**Set task**
Give the data below again exactly as it stands. Omit the pictures.

**Task material**
=-=-=-=-=
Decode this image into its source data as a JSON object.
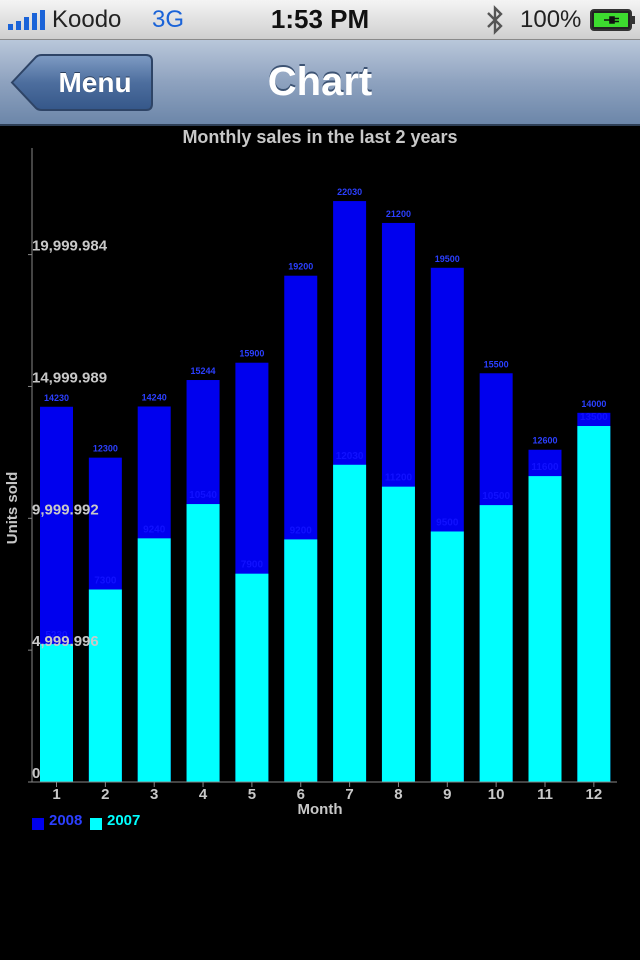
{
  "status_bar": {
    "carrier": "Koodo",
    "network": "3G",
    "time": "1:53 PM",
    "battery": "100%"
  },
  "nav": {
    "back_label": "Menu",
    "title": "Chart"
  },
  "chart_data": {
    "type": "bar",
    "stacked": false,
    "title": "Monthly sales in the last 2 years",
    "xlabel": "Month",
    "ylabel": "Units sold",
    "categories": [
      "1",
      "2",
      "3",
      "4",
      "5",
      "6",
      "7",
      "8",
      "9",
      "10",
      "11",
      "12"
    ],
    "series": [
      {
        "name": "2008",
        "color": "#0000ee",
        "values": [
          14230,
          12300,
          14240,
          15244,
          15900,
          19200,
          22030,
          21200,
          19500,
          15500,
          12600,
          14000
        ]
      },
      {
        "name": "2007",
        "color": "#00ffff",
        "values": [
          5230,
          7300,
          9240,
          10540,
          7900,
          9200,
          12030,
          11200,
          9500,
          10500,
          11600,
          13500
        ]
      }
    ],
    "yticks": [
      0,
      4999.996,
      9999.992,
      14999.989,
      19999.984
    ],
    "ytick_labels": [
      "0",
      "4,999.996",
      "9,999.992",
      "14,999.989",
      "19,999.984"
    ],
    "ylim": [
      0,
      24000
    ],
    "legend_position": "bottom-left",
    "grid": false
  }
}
=-=-=-=-=
**Solution below**
Decode this image into its source data as a JSON object.
{
  "status_bar": {
    "carrier": "Koodo",
    "network": "3G",
    "time": "1:53 PM",
    "battery": "100%"
  },
  "nav": {
    "back_label": "Menu",
    "title": "Chart"
  },
  "chart_data": {
    "type": "bar",
    "stacked": false,
    "title": "Monthly sales in the last 2 years",
    "xlabel": "Month",
    "ylabel": "Units sold",
    "categories": [
      "1",
      "2",
      "3",
      "4",
      "5",
      "6",
      "7",
      "8",
      "9",
      "10",
      "11",
      "12"
    ],
    "series": [
      {
        "name": "2008",
        "color": "#0000ee",
        "values": [
          14230,
          12300,
          14240,
          15244,
          15900,
          19200,
          22030,
          21200,
          19500,
          15500,
          12600,
          14000
        ]
      },
      {
        "name": "2007",
        "color": "#00ffff",
        "values": [
          5230,
          7300,
          9240,
          10540,
          7900,
          9200,
          12030,
          11200,
          9500,
          10500,
          11600,
          13500
        ]
      }
    ],
    "yticks": [
      0,
      4999.996,
      9999.992,
      14999.989,
      19999.984
    ],
    "ytick_labels": [
      "0",
      "4,999.996",
      "9,999.992",
      "14,999.989",
      "19,999.984"
    ],
    "ylim": [
      0,
      24000
    ],
    "legend_position": "bottom-left",
    "grid": false
  }
}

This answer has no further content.